**Problem:**
Sort through the entries below and pull out lines containing the word "Standard".

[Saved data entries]
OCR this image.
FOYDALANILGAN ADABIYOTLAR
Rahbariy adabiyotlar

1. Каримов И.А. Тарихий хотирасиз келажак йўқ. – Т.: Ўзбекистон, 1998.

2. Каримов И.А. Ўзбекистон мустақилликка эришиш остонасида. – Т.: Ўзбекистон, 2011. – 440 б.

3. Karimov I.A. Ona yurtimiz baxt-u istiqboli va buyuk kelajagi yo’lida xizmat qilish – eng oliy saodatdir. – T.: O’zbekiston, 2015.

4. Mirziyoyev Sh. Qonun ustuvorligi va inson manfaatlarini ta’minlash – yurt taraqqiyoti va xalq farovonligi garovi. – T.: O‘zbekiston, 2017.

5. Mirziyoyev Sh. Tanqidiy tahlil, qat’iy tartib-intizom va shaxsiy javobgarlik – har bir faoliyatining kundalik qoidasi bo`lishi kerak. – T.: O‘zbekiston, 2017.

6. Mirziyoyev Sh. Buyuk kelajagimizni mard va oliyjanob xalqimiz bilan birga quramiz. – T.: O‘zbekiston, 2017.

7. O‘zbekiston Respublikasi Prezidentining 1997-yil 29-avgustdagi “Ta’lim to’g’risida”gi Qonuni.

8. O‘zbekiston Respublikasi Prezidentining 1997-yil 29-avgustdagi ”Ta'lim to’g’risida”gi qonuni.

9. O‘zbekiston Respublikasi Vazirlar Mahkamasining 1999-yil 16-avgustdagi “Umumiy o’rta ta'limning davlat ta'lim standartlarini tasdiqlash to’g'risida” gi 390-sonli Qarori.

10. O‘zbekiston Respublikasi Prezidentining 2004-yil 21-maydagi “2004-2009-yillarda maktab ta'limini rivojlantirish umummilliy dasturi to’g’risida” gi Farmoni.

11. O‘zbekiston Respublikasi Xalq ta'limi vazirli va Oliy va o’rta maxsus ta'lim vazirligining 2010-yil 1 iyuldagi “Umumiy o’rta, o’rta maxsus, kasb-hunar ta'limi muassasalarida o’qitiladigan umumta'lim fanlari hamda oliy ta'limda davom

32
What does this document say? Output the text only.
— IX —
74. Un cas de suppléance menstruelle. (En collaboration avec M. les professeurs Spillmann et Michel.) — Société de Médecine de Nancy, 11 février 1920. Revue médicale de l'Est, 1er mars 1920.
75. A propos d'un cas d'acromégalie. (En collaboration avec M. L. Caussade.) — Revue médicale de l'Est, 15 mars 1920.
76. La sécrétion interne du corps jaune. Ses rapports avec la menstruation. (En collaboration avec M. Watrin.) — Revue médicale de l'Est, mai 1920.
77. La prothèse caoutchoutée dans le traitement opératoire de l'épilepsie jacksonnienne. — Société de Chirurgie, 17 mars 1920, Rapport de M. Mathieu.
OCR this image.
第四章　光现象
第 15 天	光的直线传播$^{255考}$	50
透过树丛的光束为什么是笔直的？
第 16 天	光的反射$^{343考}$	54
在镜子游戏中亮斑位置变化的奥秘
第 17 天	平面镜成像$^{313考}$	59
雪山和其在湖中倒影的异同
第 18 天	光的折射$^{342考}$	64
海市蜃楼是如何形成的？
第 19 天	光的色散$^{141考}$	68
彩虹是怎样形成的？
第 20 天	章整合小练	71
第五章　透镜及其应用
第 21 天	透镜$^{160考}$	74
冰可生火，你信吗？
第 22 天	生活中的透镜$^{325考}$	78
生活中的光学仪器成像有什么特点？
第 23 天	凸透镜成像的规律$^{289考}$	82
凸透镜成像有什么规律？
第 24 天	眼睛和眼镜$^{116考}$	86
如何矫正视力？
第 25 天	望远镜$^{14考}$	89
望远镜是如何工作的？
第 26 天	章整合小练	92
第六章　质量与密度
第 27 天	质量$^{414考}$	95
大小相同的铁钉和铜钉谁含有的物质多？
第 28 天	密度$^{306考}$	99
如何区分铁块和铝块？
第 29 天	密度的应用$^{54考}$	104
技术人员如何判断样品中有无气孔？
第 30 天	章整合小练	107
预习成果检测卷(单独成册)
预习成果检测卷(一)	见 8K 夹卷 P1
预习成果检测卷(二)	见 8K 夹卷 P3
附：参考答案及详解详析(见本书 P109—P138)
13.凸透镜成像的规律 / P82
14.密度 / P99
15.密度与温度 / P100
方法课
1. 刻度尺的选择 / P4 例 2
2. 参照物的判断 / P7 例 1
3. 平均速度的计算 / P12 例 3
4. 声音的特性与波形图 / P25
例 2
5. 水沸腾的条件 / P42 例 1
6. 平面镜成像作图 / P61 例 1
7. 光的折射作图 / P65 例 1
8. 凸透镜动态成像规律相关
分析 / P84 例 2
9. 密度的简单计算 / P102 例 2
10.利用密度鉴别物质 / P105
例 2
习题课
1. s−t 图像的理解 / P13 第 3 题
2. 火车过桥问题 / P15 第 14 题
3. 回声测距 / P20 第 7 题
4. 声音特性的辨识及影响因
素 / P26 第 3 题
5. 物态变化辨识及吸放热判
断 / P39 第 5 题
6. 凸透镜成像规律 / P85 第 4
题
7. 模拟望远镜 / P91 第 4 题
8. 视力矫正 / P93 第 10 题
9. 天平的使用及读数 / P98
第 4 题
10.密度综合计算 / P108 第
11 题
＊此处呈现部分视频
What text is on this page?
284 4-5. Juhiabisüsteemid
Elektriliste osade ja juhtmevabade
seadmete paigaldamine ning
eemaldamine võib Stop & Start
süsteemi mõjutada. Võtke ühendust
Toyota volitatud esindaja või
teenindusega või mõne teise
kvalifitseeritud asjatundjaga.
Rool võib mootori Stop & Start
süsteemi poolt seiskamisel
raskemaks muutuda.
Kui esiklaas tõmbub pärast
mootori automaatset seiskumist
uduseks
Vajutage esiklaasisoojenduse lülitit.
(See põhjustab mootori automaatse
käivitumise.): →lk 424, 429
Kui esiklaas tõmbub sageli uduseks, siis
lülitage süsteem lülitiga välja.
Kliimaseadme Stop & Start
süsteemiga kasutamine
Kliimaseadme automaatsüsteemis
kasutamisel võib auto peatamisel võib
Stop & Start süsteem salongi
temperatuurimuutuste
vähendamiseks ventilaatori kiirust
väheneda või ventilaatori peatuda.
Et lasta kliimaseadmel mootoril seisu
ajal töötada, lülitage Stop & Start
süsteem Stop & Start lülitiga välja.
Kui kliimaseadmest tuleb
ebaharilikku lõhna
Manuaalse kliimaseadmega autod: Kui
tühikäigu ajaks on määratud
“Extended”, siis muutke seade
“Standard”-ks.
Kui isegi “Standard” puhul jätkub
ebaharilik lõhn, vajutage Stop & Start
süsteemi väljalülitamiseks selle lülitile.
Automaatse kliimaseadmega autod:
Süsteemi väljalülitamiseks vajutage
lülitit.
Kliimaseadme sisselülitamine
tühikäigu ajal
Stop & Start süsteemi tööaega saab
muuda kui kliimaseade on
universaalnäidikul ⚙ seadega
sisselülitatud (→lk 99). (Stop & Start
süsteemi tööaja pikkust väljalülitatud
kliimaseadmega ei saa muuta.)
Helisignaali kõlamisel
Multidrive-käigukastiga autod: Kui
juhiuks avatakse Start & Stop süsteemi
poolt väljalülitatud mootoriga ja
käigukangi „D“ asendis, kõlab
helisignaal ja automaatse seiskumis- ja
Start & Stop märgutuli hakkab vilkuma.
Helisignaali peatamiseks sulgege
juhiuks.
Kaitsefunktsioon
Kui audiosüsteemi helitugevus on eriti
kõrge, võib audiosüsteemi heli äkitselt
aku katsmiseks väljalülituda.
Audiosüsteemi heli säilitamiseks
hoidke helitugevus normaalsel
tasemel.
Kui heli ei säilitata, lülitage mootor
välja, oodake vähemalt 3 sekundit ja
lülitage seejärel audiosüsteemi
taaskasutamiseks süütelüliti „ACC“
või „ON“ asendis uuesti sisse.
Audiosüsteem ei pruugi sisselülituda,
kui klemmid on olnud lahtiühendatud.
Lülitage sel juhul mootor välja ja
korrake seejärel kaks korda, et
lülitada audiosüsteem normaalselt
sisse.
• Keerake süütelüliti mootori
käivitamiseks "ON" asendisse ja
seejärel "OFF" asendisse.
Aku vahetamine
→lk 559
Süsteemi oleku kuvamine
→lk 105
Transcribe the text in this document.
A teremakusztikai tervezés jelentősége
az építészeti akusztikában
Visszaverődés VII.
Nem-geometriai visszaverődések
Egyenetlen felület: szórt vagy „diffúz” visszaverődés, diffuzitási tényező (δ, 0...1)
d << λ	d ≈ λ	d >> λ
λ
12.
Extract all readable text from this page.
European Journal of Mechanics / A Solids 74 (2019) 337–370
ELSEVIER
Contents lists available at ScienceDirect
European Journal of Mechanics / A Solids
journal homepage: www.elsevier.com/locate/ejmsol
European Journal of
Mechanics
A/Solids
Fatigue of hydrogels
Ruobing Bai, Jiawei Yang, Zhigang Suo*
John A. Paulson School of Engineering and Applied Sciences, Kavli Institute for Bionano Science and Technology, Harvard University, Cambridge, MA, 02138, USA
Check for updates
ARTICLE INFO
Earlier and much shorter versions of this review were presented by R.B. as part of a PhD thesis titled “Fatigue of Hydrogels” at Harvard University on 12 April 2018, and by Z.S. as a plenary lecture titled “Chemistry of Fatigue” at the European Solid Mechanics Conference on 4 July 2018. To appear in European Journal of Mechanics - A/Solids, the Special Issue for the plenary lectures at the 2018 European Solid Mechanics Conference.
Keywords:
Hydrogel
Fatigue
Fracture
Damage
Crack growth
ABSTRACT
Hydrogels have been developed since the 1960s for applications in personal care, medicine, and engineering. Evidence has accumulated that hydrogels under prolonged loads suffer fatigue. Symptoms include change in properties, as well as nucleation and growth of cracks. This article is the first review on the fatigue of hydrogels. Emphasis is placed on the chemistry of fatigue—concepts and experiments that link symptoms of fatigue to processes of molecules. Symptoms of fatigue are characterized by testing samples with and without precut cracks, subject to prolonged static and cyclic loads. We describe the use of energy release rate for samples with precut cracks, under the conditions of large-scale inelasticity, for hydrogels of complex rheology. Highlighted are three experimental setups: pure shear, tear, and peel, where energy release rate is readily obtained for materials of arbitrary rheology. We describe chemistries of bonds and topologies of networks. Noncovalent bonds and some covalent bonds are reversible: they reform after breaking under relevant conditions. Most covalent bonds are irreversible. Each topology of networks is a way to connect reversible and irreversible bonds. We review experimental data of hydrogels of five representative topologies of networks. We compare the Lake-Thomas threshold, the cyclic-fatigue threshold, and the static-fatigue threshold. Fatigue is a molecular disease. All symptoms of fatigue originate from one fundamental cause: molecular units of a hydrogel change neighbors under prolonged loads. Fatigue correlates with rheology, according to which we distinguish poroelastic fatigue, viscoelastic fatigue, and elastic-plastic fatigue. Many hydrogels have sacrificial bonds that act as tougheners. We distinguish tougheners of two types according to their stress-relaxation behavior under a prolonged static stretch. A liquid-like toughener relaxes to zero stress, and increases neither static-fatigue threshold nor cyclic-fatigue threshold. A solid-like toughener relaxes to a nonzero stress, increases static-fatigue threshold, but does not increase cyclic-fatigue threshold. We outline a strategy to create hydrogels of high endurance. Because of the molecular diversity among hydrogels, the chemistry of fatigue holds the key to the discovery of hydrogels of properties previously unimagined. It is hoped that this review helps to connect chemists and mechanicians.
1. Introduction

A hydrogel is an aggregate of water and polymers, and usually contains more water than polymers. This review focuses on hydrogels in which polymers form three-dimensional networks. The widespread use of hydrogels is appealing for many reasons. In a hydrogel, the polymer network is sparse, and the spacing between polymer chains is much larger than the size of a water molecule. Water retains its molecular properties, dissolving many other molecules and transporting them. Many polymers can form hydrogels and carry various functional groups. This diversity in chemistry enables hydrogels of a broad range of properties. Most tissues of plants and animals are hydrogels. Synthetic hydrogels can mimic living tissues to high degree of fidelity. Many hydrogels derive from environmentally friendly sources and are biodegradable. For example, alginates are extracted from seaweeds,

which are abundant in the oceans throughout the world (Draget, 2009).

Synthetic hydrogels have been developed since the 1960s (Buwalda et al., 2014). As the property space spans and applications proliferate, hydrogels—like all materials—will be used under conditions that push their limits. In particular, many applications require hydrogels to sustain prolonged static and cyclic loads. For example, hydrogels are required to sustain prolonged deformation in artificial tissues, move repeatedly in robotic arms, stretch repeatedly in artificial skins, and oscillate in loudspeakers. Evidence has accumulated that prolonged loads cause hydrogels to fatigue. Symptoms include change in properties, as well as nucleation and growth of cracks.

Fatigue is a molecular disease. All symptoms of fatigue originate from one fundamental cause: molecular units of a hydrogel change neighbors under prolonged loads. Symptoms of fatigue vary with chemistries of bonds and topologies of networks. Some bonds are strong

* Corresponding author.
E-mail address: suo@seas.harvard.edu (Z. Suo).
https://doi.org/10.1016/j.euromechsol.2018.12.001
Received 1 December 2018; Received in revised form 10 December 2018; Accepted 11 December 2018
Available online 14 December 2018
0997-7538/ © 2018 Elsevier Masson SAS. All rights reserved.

**Exercise solution:**
“Standard”-ks.
Kui isegi “Standard” puhul jätkub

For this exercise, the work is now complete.